Exercise objective:
Go through the material below and copy each line where the word "vaihteluväli" appears.

━━━ Source records ━━━

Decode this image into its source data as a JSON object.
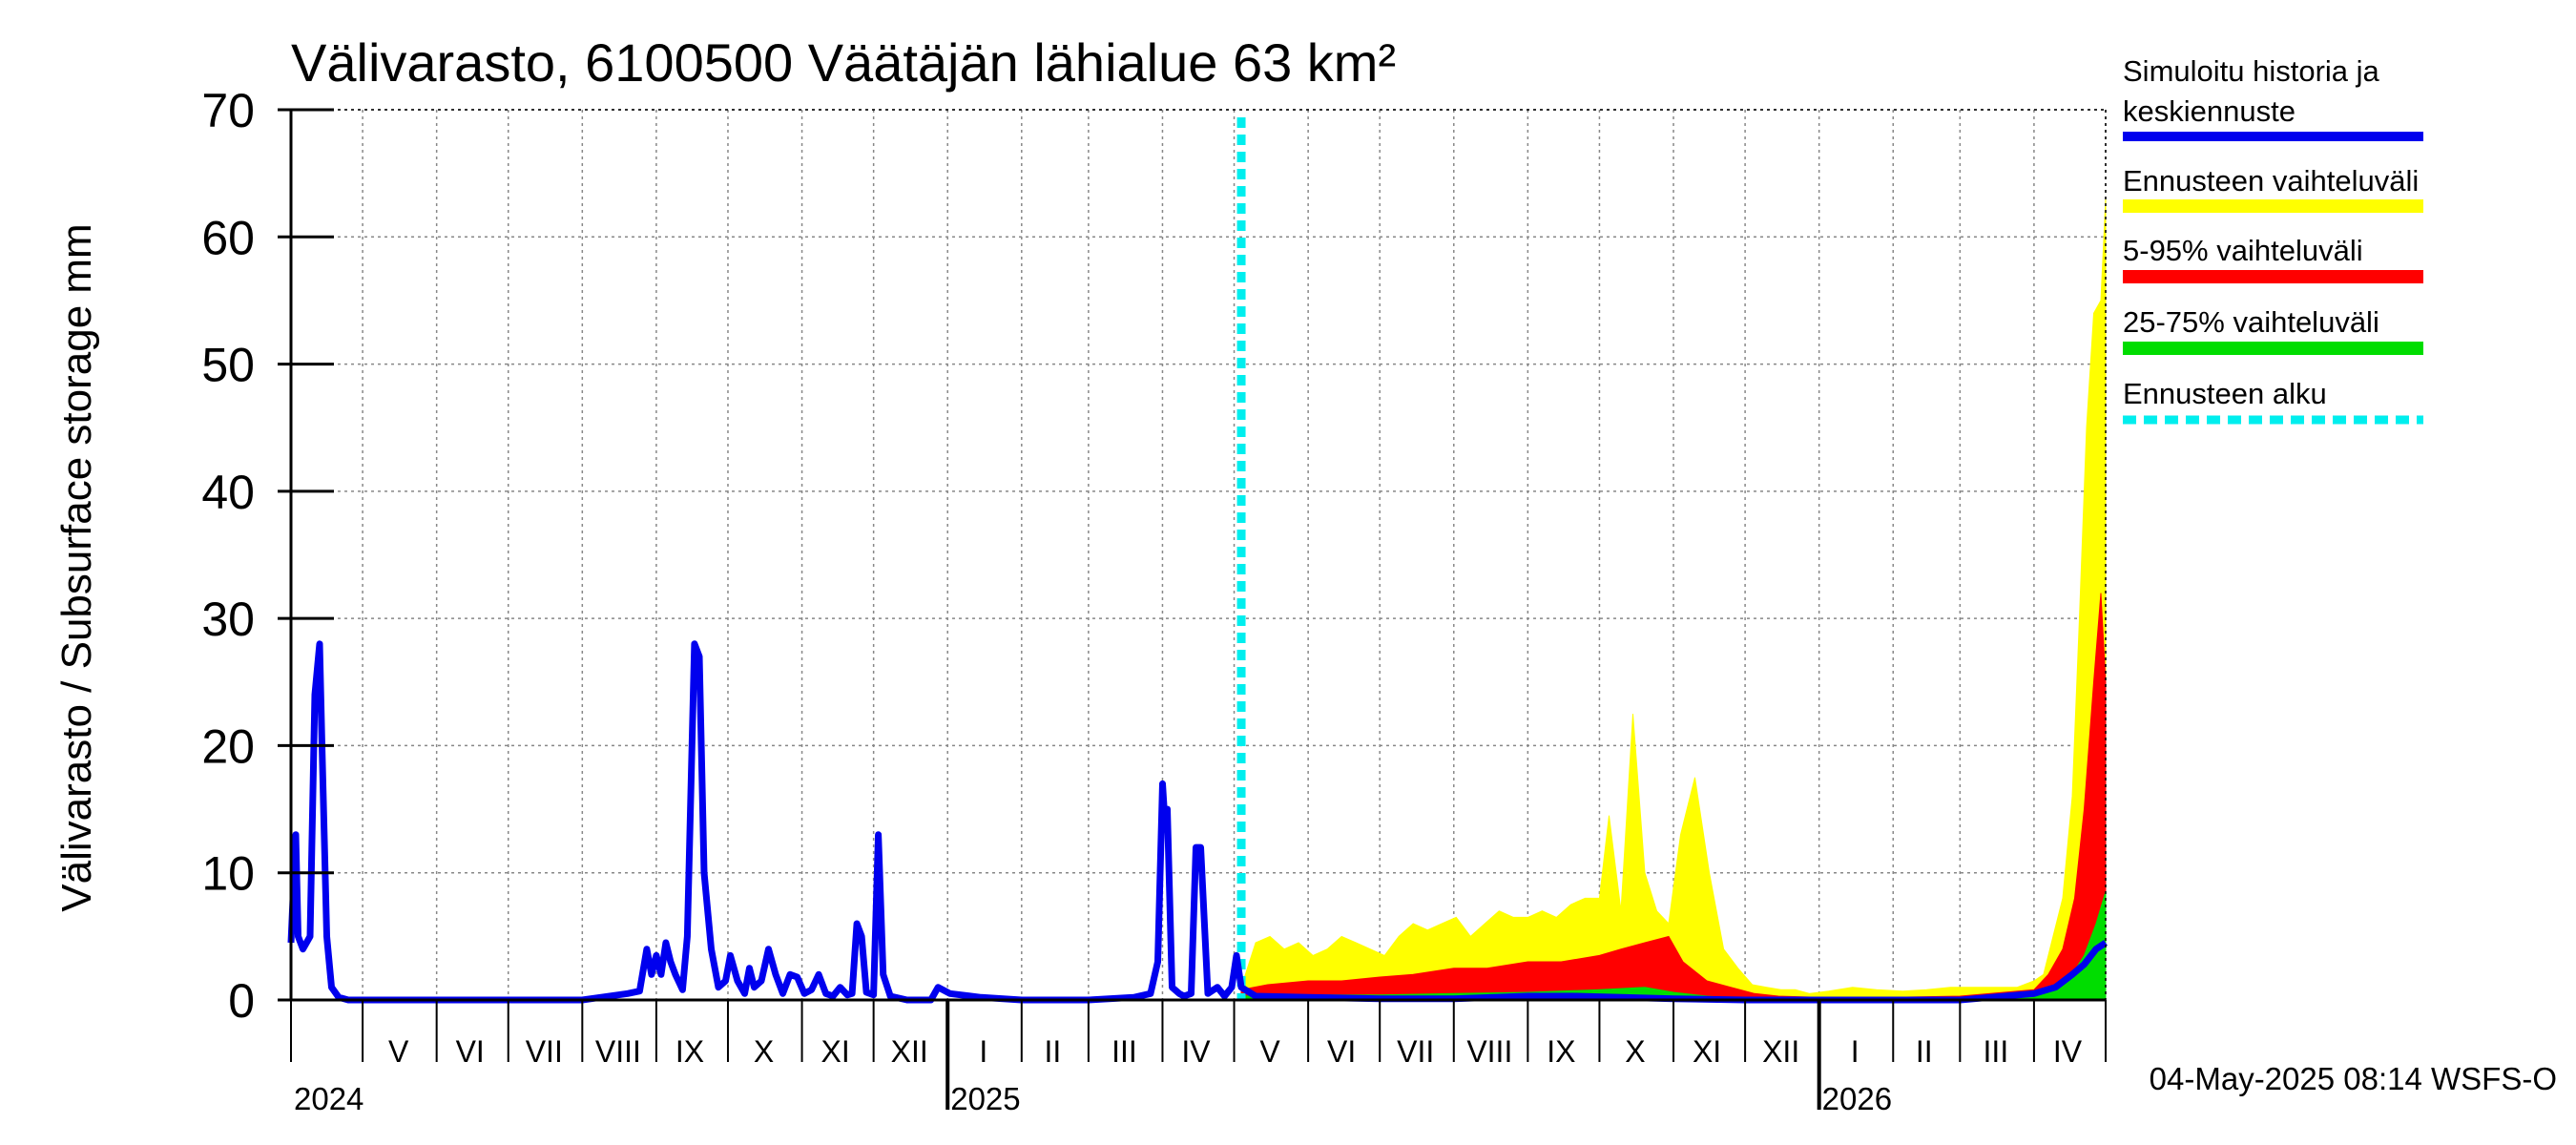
{
  "chart_data": {
    "type": "area",
    "title": "Välivarasto, 6100500 Väätäjän lähialue 63 km²",
    "ylabel": "Välivarasto / Subsurface storage  mm",
    "ylim": [
      0,
      70
    ],
    "yticks": [
      0,
      10,
      20,
      30,
      40,
      50,
      60,
      70
    ],
    "xlim": [
      "2024-04-01",
      "2026-05-01"
    ],
    "grid": true,
    "forecast_start": "2025-05-04",
    "timestamp": "04-May-2025 08:14 WSFS-O",
    "month_labels": [
      {
        "label": "V",
        "date": "2024-05-16"
      },
      {
        "label": "VI",
        "date": "2024-06-15"
      },
      {
        "label": "VII",
        "date": "2024-07-16"
      },
      {
        "label": "VIII",
        "date": "2024-08-16"
      },
      {
        "label": "IX",
        "date": "2024-09-15"
      },
      {
        "label": "X",
        "date": "2024-10-16"
      },
      {
        "label": "XI",
        "date": "2024-11-15"
      },
      {
        "label": "XII",
        "date": "2024-12-16"
      },
      {
        "label": "I",
        "date": "2025-01-16"
      },
      {
        "label": "II",
        "date": "2025-02-14"
      },
      {
        "label": "III",
        "date": "2025-03-16"
      },
      {
        "label": "IV",
        "date": "2025-04-15"
      },
      {
        "label": "V",
        "date": "2025-05-16"
      },
      {
        "label": "VI",
        "date": "2025-06-15"
      },
      {
        "label": "VII",
        "date": "2025-07-16"
      },
      {
        "label": "VIII",
        "date": "2025-08-16"
      },
      {
        "label": "IX",
        "date": "2025-09-15"
      },
      {
        "label": "X",
        "date": "2025-10-16"
      },
      {
        "label": "XI",
        "date": "2025-11-15"
      },
      {
        "label": "XII",
        "date": "2025-12-16"
      },
      {
        "label": "I",
        "date": "2026-01-16"
      },
      {
        "label": "II",
        "date": "2026-02-14"
      },
      {
        "label": "III",
        "date": "2026-03-16"
      },
      {
        "label": "IV",
        "date": "2026-04-15"
      }
    ],
    "year_labels": [
      {
        "label": "2024",
        "date": "2024-04-01"
      },
      {
        "label": "2025",
        "date": "2025-01-01"
      },
      {
        "label": "2026",
        "date": "2026-01-01"
      }
    ],
    "legend": [
      {
        "label": "Simuloitu historia ja keskiennuste",
        "color": "#0000ee",
        "style": "solid"
      },
      {
        "label": "Ennusteen vaihteluväli",
        "color": "#ffff00",
        "style": "solid"
      },
      {
        "label": "5-95% vaihteluväli",
        "color": "#ff0000",
        "style": "solid"
      },
      {
        "label": "25-75% vaihteluväli",
        "color": "#00dd00",
        "style": "solid"
      },
      {
        "label": "Ennusteen alku",
        "color": "#00eeee",
        "style": "dashed"
      }
    ],
    "legend_position": "right",
    "series": [
      {
        "name": "Simuloitu historia ja keskiennuste",
        "color": "#0000ee",
        "x": [
          "2024-04-01",
          "2024-04-03",
          "2024-04-04",
          "2024-04-06",
          "2024-04-09",
          "2024-04-11",
          "2024-04-13",
          "2024-04-14",
          "2024-04-16",
          "2024-04-18",
          "2024-04-21",
          "2024-04-25",
          "2024-05-01",
          "2024-06-01",
          "2024-07-01",
          "2024-08-01",
          "2024-08-20",
          "2024-08-25",
          "2024-08-28",
          "2024-08-30",
          "2024-09-01",
          "2024-09-03",
          "2024-09-05",
          "2024-09-07",
          "2024-09-09",
          "2024-09-12",
          "2024-09-14",
          "2024-09-17",
          "2024-09-19",
          "2024-09-21",
          "2024-09-24",
          "2024-09-27",
          "2024-09-30",
          "2024-10-02",
          "2024-10-05",
          "2024-10-08",
          "2024-10-10",
          "2024-10-12",
          "2024-10-15",
          "2024-10-18",
          "2024-10-21",
          "2024-10-24",
          "2024-10-27",
          "2024-10-30",
          "2024-11-02",
          "2024-11-05",
          "2024-11-08",
          "2024-11-11",
          "2024-11-14",
          "2024-11-17",
          "2024-11-20",
          "2024-11-22",
          "2024-11-24",
          "2024-11-26",
          "2024-11-28",
          "2024-12-01",
          "2024-12-03",
          "2024-12-05",
          "2024-12-08",
          "2024-12-15",
          "2024-12-25",
          "2024-12-28",
          "2025-01-02",
          "2025-01-15",
          "2025-02-01",
          "2025-03-01",
          "2025-03-20",
          "2025-03-27",
          "2025-03-30",
          "2025-04-01",
          "2025-04-02",
          "2025-04-03",
          "2025-04-05",
          "2025-04-08",
          "2025-04-10",
          "2025-04-13",
          "2025-04-15",
          "2025-04-17",
          "2025-04-20",
          "2025-04-24",
          "2025-04-27",
          "2025-04-30",
          "2025-05-02",
          "2025-05-04",
          "2025-05-10",
          "2025-06-01",
          "2025-07-01",
          "2025-08-01",
          "2025-09-01",
          "2025-09-20",
          "2025-10-10",
          "2025-11-01",
          "2025-12-01",
          "2026-01-01",
          "2026-02-01",
          "2026-03-01",
          "2026-04-01",
          "2026-04-10",
          "2026-04-17",
          "2026-04-22",
          "2026-04-27",
          "2026-05-01"
        ],
        "y": [
          4.5,
          13,
          5,
          4,
          5,
          24,
          28,
          20,
          5,
          1,
          0.2,
          0,
          0,
          0,
          0,
          0,
          0.5,
          0.7,
          4,
          2,
          3.5,
          2,
          4.5,
          3,
          2,
          0.8,
          5,
          28,
          27,
          10,
          4,
          1,
          1.5,
          3.5,
          1.5,
          0.5,
          2.5,
          1,
          1.5,
          4,
          2,
          0.5,
          2,
          1.8,
          0.5,
          0.8,
          2,
          0.5,
          0.3,
          1,
          0.4,
          0.5,
          6,
          5,
          0.6,
          0.4,
          13,
          2,
          0.3,
          0,
          0,
          1,
          0.5,
          0.2,
          0,
          0,
          0.2,
          0.5,
          3,
          17,
          14,
          15,
          1,
          0.5,
          0.3,
          0.5,
          12,
          12,
          0.5,
          1,
          0.3,
          1,
          3.5,
          1,
          0.3,
          0.2,
          0.1,
          0.1,
          0.3,
          0.3,
          0.2,
          0.1,
          0,
          0,
          0,
          0,
          0.5,
          1,
          2,
          2.8,
          4,
          4.5
        ]
      },
      {
        "name": "Ennusteen vaihteluväli",
        "color": "#ffff00",
        "x": [
          "2025-05-04",
          "2025-05-10",
          "2025-05-16",
          "2025-05-22",
          "2025-05-28",
          "2025-06-03",
          "2025-06-09",
          "2025-06-15",
          "2025-06-21",
          "2025-06-27",
          "2025-07-03",
          "2025-07-09",
          "2025-07-15",
          "2025-07-21",
          "2025-07-27",
          "2025-08-02",
          "2025-08-08",
          "2025-08-14",
          "2025-08-20",
          "2025-08-26",
          "2025-09-01",
          "2025-09-07",
          "2025-09-13",
          "2025-09-19",
          "2025-09-25",
          "2025-10-01",
          "2025-10-05",
          "2025-10-10",
          "2025-10-15",
          "2025-10-20",
          "2025-10-25",
          "2025-10-30",
          "2025-11-04",
          "2025-11-10",
          "2025-11-16",
          "2025-11-22",
          "2025-11-28",
          "2025-12-04",
          "2025-12-10",
          "2025-12-16",
          "2025-12-22",
          "2025-12-28",
          "2026-01-05",
          "2026-01-15",
          "2026-01-25",
          "2026-02-05",
          "2026-02-15",
          "2026-02-25",
          "2026-03-05",
          "2026-03-15",
          "2026-03-25",
          "2026-04-01",
          "2026-04-05",
          "2026-04-09",
          "2026-04-13",
          "2026-04-17",
          "2026-04-20",
          "2026-04-23",
          "2026-04-26",
          "2026-04-29",
          "2026-05-01"
        ],
        "y": [
          1,
          4.5,
          5,
          4,
          4.5,
          3.5,
          4,
          5,
          4.5,
          4,
          3.5,
          5,
          6,
          5.5,
          6,
          6.5,
          5,
          6,
          7,
          6.5,
          6.5,
          7,
          6.5,
          7.5,
          8,
          8,
          14.5,
          7,
          22.5,
          10,
          7,
          6,
          13,
          17.5,
          10,
          4,
          2.5,
          1.2,
          1,
          0.8,
          0.8,
          0.5,
          0.7,
          1,
          0.8,
          0.7,
          0.8,
          1,
          1,
          1,
          1,
          1.5,
          2,
          5,
          8,
          16,
          30,
          45,
          54,
          55,
          63
        ]
      },
      {
        "name": "5-95% vaihteluväli",
        "color": "#ff0000",
        "x": [
          "2025-05-04",
          "2025-05-15",
          "2025-06-01",
          "2025-06-15",
          "2025-07-01",
          "2025-07-15",
          "2025-08-01",
          "2025-08-15",
          "2025-09-01",
          "2025-09-15",
          "2025-10-01",
          "2025-10-10",
          "2025-10-20",
          "2025-10-30",
          "2025-11-05",
          "2025-11-15",
          "2025-11-25",
          "2025-12-05",
          "2025-12-15",
          "2026-01-01",
          "2026-02-01",
          "2026-03-01",
          "2026-04-01",
          "2026-04-07",
          "2026-04-13",
          "2026-04-18",
          "2026-04-22",
          "2026-04-26",
          "2026-04-29",
          "2026-05-01"
        ],
        "y": [
          0.8,
          1.2,
          1.5,
          1.5,
          1.8,
          2,
          2.5,
          2.5,
          3,
          3,
          3.5,
          4,
          4.5,
          5,
          3,
          1.5,
          1,
          0.5,
          0.3,
          0.2,
          0.2,
          0.3,
          0.8,
          2,
          4,
          8,
          15,
          25,
          32,
          25
        ]
      },
      {
        "name": "25-75% vaihteluväli",
        "color": "#00dd00",
        "x": [
          "2025-05-04",
          "2025-06-01",
          "2025-07-01",
          "2025-08-01",
          "2025-09-01",
          "2025-10-01",
          "2025-10-20",
          "2025-11-01",
          "2025-11-15",
          "2025-12-01",
          "2026-01-01",
          "2026-02-01",
          "2026-03-01",
          "2026-04-01",
          "2026-04-10",
          "2026-04-17",
          "2026-04-22",
          "2026-04-27",
          "2026-05-01"
        ],
        "y": [
          0.3,
          0.4,
          0.4,
          0.5,
          0.6,
          0.8,
          1,
          0.6,
          0.3,
          0.1,
          0,
          0,
          0,
          0.2,
          0.8,
          2,
          3.5,
          6,
          8.5
        ]
      }
    ]
  }
}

━━━

Solution:
        "label": "Ennusteen vaihteluväli",
        "label": "5-95% vaihteluväli",
        "label": "25-75% vaihteluväli",
        "name": "Ennusteen vaihteluväli",
        "name": "5-95% vaihteluväli",
        "name": "25-75% vaihteluväli",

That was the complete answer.